▶ **Stated goal**
Give only the number of lines in the data that contain the word "text".

▶ **Raw data**
## START

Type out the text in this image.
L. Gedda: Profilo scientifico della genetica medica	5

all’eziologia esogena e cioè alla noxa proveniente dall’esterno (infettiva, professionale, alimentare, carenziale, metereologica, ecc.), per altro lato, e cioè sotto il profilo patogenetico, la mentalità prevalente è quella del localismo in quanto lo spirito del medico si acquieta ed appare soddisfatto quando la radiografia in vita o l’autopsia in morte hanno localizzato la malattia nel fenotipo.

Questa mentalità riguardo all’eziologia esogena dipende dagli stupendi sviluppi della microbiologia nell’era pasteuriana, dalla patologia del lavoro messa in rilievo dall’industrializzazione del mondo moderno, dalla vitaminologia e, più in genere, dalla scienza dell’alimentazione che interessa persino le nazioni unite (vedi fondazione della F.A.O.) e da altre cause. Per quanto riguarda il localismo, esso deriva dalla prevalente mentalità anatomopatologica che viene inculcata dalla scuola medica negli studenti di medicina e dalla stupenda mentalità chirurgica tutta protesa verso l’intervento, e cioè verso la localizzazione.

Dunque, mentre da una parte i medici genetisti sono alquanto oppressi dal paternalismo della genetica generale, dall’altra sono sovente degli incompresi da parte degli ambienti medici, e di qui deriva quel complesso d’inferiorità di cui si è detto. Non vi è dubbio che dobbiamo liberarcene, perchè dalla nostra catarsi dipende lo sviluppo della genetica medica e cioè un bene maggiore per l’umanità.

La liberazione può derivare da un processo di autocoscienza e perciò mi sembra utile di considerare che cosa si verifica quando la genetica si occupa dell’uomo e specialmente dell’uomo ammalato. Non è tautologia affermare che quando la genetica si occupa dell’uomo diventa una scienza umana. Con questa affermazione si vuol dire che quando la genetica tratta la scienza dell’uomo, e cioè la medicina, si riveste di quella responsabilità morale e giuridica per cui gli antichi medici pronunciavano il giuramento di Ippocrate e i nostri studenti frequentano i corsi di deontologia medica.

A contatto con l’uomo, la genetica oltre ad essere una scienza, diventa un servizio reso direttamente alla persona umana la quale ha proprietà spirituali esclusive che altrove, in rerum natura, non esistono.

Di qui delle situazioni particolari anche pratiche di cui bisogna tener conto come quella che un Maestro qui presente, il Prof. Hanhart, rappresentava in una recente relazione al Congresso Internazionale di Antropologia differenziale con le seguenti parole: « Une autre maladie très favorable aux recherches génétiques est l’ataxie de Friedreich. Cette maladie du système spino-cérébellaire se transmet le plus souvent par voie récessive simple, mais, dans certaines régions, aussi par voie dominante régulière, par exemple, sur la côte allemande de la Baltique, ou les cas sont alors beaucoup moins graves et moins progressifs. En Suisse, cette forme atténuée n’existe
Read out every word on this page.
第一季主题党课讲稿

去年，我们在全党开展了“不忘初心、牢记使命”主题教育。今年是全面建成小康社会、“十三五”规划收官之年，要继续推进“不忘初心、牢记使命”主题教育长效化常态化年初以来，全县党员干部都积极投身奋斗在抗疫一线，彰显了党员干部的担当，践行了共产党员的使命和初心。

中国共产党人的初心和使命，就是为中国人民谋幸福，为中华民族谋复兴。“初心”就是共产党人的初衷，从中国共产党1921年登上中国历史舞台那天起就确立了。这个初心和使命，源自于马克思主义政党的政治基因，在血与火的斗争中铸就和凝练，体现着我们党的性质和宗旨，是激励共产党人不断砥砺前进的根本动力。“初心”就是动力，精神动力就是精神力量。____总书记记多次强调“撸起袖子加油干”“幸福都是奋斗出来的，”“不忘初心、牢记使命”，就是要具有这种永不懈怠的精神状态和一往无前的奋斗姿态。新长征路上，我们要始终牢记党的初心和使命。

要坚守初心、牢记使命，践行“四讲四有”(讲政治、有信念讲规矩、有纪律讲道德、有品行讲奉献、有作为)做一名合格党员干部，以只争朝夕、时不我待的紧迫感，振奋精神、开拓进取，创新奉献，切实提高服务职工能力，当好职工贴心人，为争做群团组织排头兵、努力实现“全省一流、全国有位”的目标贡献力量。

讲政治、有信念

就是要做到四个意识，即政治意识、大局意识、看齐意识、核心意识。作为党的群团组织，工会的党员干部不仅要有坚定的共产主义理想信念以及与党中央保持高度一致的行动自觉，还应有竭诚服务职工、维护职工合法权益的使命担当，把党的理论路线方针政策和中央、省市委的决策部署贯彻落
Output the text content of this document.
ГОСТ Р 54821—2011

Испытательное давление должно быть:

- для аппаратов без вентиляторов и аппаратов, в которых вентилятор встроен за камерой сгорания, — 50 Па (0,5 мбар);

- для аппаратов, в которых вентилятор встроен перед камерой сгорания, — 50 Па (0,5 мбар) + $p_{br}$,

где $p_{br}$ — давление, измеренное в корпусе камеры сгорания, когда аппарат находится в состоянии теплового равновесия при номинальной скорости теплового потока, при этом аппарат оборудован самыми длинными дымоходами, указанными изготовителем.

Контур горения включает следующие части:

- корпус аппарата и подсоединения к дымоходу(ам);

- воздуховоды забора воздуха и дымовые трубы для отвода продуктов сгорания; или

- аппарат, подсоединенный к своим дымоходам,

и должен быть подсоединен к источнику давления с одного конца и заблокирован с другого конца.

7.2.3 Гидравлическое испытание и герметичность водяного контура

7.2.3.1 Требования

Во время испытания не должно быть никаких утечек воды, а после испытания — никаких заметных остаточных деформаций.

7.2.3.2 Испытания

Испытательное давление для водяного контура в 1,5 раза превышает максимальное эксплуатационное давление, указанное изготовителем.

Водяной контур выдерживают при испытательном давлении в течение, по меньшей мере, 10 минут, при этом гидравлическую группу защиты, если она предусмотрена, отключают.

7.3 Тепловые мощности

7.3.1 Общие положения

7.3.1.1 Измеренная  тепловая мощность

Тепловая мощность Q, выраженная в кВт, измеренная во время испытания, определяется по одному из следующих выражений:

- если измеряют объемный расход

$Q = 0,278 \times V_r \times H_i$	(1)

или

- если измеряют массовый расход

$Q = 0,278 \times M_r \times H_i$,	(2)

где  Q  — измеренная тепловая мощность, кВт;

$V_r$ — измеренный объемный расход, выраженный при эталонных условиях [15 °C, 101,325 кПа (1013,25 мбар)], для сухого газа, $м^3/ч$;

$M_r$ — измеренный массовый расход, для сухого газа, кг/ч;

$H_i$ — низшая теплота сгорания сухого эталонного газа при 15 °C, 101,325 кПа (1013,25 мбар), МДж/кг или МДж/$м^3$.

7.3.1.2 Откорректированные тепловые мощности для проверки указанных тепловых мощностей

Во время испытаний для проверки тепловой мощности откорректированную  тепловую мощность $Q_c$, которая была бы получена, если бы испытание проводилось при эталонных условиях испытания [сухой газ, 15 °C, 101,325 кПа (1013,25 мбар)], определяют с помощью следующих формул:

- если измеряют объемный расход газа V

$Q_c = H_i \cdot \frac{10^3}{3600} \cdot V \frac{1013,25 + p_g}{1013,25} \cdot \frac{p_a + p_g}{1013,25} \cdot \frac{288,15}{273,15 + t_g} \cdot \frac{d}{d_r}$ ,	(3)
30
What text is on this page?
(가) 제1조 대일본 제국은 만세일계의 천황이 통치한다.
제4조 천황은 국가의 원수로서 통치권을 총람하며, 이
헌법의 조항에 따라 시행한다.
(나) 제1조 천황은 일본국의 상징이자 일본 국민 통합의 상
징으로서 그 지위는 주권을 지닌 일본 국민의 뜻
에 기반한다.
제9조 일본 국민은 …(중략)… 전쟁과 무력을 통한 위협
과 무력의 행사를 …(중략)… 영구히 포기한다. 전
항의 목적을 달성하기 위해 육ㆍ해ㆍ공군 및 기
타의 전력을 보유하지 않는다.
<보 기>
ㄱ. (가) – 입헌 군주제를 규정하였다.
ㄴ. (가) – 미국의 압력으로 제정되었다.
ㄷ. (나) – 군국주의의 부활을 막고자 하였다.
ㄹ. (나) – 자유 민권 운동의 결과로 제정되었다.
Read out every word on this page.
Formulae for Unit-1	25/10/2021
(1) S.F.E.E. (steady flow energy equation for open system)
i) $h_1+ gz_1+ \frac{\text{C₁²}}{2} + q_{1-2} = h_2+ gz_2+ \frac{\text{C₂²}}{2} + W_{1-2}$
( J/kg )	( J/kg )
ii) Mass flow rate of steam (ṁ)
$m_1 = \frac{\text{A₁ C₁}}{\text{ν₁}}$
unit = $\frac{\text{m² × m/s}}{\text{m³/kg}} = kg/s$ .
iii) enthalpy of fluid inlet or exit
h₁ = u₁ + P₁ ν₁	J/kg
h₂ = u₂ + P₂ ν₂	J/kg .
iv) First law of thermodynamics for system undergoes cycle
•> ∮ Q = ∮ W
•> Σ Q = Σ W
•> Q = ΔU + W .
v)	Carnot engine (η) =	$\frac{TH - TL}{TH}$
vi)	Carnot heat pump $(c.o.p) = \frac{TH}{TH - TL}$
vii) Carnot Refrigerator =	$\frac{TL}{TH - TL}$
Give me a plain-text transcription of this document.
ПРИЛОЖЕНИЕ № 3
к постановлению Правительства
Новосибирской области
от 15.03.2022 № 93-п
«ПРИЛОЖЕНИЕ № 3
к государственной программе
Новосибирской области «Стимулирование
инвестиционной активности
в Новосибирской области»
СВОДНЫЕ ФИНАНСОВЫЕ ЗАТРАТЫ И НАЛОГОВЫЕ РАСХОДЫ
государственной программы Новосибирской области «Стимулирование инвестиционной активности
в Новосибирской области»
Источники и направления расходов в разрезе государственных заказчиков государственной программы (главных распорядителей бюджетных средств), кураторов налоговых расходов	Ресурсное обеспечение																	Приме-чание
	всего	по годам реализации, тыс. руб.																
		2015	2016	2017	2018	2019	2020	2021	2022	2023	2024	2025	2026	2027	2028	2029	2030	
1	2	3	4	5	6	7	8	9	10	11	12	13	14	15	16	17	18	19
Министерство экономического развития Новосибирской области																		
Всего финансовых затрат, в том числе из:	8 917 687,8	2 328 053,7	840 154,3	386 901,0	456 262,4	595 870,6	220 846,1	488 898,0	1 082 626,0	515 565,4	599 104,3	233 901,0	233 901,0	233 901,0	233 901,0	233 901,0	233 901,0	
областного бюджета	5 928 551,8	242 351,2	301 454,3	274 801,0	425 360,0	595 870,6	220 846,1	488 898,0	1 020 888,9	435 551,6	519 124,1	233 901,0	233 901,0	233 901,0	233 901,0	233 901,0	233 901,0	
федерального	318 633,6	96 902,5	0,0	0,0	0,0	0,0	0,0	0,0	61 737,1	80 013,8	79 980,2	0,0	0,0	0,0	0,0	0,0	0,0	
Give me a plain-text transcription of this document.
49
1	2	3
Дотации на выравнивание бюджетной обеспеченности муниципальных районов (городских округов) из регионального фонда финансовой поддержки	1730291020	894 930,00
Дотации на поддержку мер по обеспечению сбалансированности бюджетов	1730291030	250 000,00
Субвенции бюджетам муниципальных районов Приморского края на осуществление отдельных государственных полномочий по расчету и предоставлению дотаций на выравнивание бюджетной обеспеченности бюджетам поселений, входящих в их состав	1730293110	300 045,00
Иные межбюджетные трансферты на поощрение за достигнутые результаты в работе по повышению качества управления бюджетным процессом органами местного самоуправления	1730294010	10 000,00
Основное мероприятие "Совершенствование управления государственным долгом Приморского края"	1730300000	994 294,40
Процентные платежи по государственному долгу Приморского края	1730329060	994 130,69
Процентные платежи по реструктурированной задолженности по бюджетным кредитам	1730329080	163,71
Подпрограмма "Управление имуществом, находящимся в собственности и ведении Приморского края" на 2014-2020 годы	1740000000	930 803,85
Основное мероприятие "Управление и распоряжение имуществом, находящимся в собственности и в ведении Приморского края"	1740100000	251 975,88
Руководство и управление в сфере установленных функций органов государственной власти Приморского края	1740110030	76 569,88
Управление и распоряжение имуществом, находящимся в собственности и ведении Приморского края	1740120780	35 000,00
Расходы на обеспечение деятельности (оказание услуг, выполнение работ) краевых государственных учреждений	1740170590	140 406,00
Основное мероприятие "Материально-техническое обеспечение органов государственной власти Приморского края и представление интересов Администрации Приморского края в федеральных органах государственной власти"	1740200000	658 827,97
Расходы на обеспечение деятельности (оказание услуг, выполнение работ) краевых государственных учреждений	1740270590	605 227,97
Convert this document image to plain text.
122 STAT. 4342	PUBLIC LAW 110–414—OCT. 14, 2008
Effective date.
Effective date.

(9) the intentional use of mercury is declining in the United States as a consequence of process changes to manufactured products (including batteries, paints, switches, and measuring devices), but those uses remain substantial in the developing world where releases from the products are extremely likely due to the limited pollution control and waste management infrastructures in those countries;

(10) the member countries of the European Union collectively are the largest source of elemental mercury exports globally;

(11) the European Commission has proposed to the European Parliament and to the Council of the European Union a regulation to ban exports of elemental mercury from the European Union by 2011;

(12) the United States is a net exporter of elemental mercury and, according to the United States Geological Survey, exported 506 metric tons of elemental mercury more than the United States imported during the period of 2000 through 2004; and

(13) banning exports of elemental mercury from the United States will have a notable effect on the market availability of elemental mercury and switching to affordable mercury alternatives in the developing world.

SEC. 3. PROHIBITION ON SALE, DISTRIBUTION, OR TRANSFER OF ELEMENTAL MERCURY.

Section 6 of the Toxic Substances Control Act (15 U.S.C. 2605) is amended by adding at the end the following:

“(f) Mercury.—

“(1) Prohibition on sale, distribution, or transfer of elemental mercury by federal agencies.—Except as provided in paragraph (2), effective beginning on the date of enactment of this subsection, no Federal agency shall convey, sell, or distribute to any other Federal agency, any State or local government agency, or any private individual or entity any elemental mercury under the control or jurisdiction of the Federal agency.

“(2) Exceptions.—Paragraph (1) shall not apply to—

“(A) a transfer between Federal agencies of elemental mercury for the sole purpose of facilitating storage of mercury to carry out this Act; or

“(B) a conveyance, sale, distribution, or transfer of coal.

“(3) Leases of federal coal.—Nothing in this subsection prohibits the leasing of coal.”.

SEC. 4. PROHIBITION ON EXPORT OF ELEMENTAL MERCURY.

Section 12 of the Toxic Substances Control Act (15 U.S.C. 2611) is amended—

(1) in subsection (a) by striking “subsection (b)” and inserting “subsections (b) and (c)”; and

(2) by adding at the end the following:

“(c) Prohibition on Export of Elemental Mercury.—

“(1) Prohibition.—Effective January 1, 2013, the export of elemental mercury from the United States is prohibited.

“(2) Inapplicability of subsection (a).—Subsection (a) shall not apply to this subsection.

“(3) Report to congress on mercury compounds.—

## END

▶ **Reply to the exercise**
9